## What you have to do
Emit only the lines from the line containing "Read out every word on this page." through the last line of the entries, unchanged.

## Dataset records
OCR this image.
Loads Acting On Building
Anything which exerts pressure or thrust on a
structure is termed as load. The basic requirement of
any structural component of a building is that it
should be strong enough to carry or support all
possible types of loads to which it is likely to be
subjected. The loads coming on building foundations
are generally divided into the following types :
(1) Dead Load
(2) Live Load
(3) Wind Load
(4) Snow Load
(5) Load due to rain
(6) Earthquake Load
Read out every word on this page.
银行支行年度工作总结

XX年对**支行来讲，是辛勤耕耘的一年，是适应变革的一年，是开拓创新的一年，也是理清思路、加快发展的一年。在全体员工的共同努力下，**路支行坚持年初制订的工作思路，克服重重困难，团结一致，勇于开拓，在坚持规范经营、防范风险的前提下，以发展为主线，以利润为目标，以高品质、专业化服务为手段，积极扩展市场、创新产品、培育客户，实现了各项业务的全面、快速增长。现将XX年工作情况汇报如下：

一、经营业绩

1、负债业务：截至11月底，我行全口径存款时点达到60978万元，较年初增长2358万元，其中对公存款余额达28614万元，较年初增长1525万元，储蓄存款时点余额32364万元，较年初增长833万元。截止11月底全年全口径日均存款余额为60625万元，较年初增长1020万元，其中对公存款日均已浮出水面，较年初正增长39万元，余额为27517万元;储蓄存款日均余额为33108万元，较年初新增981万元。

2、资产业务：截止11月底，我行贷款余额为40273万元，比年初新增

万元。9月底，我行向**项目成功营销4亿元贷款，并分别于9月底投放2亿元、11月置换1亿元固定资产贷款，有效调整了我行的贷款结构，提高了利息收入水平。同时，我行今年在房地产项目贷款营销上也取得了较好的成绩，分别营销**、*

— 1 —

## Complete answer
Read out every word on this page.
银行支行年度工作总结

XX年对**支行来讲，是辛勤耕耘的一年，是适应变革的一年，是开拓创新的一年，也是理清思路、加快发展的一年。在全体员工的共同努力下，**路支行坚持年初制订的工作思路，克服重重困难，团结一致，勇于开拓，在坚持规范经营、防范风险的前提下，以发展为主线，以利润为目标，以高品质、专业化服务为手段，积极扩展市场、创新产品、培育客户，实现了各项业务的全面、快速增长。现将XX年工作情况汇报如下：

一、经营业绩

1、负债业务：截至11月底，我行全口径存款时点达到60978万元，较年初增长2358万元，其中对公存款余额达28614万元，较年初增长1525万元，储蓄存款时点余额32364万元，较年初增长833万元。截止11月底全年全口径日均存款余额为60625万元，较年初增长1020万元，其中对公存款日均已浮出水面，较年初正增长39万元，余额为27517万元;储蓄存款日均余额为33108万元，较年初新增981万元。

2、资产业务：截止11月底，我行贷款余额为40273万元，比年初新增

万元。9月底，我行向**项目成功营销4亿元贷款，并分别于9月底投放2亿元、11月置换1亿元固定资产贷款，有效调整了我行的贷款结构，提高了利息收入水平。同时，我行今年在房地产项目贷款营销上也取得了较好的成绩，分别营销**、*

— 1 —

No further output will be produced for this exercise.